## TEXT
______

Wall St. Journal:  “Seven months before Melvin Simon died, the ailing shopping-mall magnate altered his $1 billion will during a three-hour meeting in Asherwood, his palatial home near Indianapolis. A financial adviser had to hold and guide his hand as he signed the revised document, according to court filings.  Now that scene has become the center of a bitter estate struggle pitting Mr. Simon's second wife, Bren Simon, whose inheritance was greatly increased by the new will, against his children from his first marriage.”

This reminds me of a case years ago involving a client of mine who was the sole heir of an Arizona woman who died.  She had a multi-million dollar estate that was left to a woman who was essentially a stranger.  The elderly woman had a stoke on Friday night while hospitalized.  The next morning the medical staff examined her and wrote in her chart that she was comatose, deaf and blind.  Shortly thereafter the prospective heir to the estate arrived in the hospital with a lawyer, notary public and a trust officer from the Valley National Bank.  VNB was the trustee of the woman's trust.  The group left the woman's hospital room with amendments to the woman's will and trust that left everything to the stranger and cut out the blood heir completely.

______

(Document layout analysis data)
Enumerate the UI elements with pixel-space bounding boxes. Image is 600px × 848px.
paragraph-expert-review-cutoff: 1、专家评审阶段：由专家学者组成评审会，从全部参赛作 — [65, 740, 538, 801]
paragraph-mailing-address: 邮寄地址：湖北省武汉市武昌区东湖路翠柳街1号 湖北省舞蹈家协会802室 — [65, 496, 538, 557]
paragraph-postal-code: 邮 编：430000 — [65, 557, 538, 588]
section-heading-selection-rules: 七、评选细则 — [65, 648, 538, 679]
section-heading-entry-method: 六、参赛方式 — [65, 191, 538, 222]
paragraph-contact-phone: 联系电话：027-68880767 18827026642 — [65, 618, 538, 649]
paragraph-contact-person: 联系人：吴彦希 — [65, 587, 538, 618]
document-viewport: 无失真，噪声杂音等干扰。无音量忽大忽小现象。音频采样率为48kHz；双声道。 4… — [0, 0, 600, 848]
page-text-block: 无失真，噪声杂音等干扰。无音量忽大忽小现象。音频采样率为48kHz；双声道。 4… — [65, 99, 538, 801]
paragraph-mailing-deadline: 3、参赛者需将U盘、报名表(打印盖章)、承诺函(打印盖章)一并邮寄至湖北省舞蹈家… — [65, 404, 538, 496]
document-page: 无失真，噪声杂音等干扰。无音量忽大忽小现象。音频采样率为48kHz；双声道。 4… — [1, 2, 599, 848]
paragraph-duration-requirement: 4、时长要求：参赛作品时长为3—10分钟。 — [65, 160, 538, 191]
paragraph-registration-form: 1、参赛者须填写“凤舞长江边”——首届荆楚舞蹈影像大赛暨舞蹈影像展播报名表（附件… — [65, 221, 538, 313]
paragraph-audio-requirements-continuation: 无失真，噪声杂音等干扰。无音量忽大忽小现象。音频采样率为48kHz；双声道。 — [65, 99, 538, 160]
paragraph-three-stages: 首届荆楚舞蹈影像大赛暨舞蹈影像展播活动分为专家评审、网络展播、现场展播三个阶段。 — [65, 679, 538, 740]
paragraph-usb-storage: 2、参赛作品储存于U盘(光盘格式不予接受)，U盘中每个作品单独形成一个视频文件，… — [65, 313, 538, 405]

______

## REQUIREMENT 1
Answer these questions about the text on contested wills:
(a) How long was the meeting at which Melvin Simon altered his will?
(b) Near which city is Asherwood located?
(c) Which bank served as trustee of the Arizona woman's trust?
## REQUIREMENT 2
Carry on the text on contested wills from the point where it stops.

## ANSWER BOX 1
(a) Three hours.
(b) Indianapolis.
(c) The Valley National Bank.

## ANSWER BOX 2
As you might guess, the blood heir sued the stranger.  In his deposition, the VNB trust officer testified that somebody in the room (I cannot remember who) put a pen in the woman's hand and moved her hand to make a signature on the documents.  The trust officer was referring to a “memorandum to the file” he made immediately after the incident.  We asked him how long he had been a trust officer.  My recollection was he answered “thirty years.”  We asked him how many times he had made a memorandum to the file of a client.  He said, “that was the only time.”  Would you represent the stranger on a contingency?